■ Provided passage:
# Electric tankless?



## Shoot'N'Plumber (Apr 27, 2013)

So I've got a construction trailer that has a shower and lav, owner was asking about an all electric tankless water heater that would serve about 4 or so showers a day. My local supply house has the Eemax HA013240 that supposedly is rated for 7.5 GPM, its seems small for those numbers anyone have any experience with these and I'm up for other electric tankless options for this application. Thanks


----------



## gear junkie (Jun 20, 2008)

What about a propane tankless?


----------



## Shoot'N'Plumber (Apr 27, 2013)

gear junkie said:


> What about a propane tankless?


OSHA or governing agency doesn't want a propane tank for this application on site. I'm tryin to just push a 40 gal electric but he wants something small and compact


----------



## plumbdrum (Nov 30, 2013)

You've got to watch out for your incoming cold water, you may not meet your delta T

Sent from my iPhone using PlumbingZone


----------



## Gargalaxy (Aug 14, 2013)

Shoot'N'Plumber said:


> ......Eemax HA013240 that supposedly is rated for 7.5 GPM.......


That one replace the Eemax 144TC. Min flow 0.7 GPM, Max 4.8 GPM. 
Installed one a couple years ago (144TC model) in one apartment (just one sink, one shower) because owner wanted safe energy and space, I didn't like the idea but.... owner called me back a week later to replaced for an electrical 40 gallons w.h.


----------



## Master Mark (Aug 14, 2009)

tell him it would work fine for them if they just install shower restrictors on all the faucets that would gear down the water to about what it would feel like if someone was pissing on them......:laughing::laughing:


----------



## sierra2000 (Sep 19, 2011)

Shoot'N'Plumber said:


> So I've got a construction trailer that has a shower and lav, owner was asking about an all electric tankless water heater that would serve about 4 or so showers a day. My local supply house has the Eemax HA013240 that supposedly is rated for 7.5 GPM, its seems small for those numbers anyone have any experience with these and I'm up for other electric tankless options for this application. Thanks


Who's getting busy on that construction site that requires 4 showers a day?


----------



## Nathan901 (Feb 11, 2012)

The technology just isn't there in my opinion yet

Push for the propane?


----------



## Shoot'N'Plumber (Apr 27, 2013)

sierra2000 said:


> Who's getting busy on that construction site that requires 4 showers a day?


Well the secretary is a blond Swedish bombshell....holy chit is she gorgeous, so it could be that!


----------



## Shoot'N'Plumber (Apr 27, 2013)

Nathan901 said:


> The technology just isn't there in my opinion yet
> 
> Push for the propane?


That's what I was sure of, I just haven't really been up to date on tankless for about the last year and a half, so was hoping something came onto the market. No propane tanks allowed for this application, so he'll have to go electric tank. Thanks all


----------



## Will (Jun 6, 2010)

These work great 

http://www.stiebel-eltron-usa.com/tempra.html


----------



## Shoot'N'Plumber (Apr 27, 2013)

Ill look into those, thanks Will!

■ Provided material:
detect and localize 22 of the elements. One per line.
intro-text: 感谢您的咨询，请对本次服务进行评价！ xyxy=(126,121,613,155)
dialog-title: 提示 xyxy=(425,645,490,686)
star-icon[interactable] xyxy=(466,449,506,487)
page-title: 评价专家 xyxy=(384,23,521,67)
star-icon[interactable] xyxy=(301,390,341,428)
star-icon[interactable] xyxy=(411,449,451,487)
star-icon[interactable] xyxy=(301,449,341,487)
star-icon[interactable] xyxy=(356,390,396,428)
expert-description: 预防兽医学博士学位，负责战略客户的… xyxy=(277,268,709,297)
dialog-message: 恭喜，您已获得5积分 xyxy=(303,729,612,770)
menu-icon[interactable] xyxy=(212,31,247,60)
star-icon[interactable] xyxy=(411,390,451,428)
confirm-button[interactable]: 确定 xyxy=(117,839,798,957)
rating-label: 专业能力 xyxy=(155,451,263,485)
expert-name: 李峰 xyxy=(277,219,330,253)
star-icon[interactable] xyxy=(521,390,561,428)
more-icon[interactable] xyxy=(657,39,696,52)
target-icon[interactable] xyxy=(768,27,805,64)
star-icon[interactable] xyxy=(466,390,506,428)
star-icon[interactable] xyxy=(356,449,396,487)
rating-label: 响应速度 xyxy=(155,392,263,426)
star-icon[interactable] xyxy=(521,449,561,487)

==

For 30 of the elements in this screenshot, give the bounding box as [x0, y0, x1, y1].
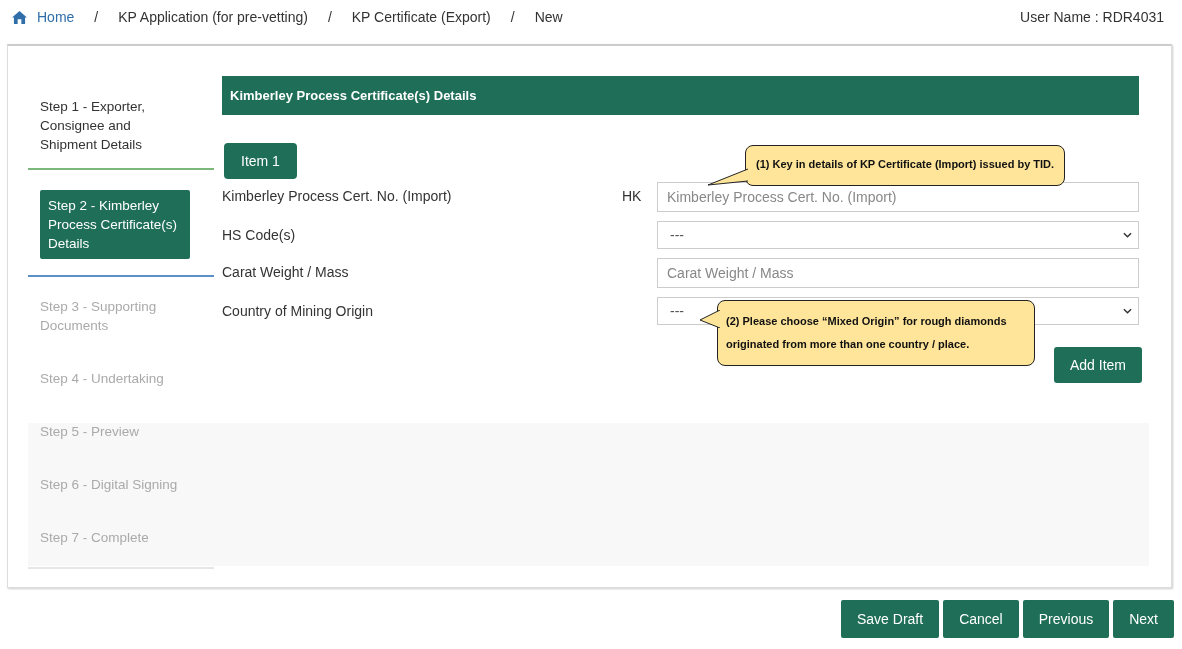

■ The problem:
Set down, word for word, the part of the electric tankless thread that begins with the words containing "You've got to" and ends with "(Aug 14, 2013)".

■ Result of the exercise:
You've got to watch out for your incoming cold water, you may not meet your delta T

Sent from my iPhone using PlumbingZone


----------



## Gargalaxy (Aug 14, 2013)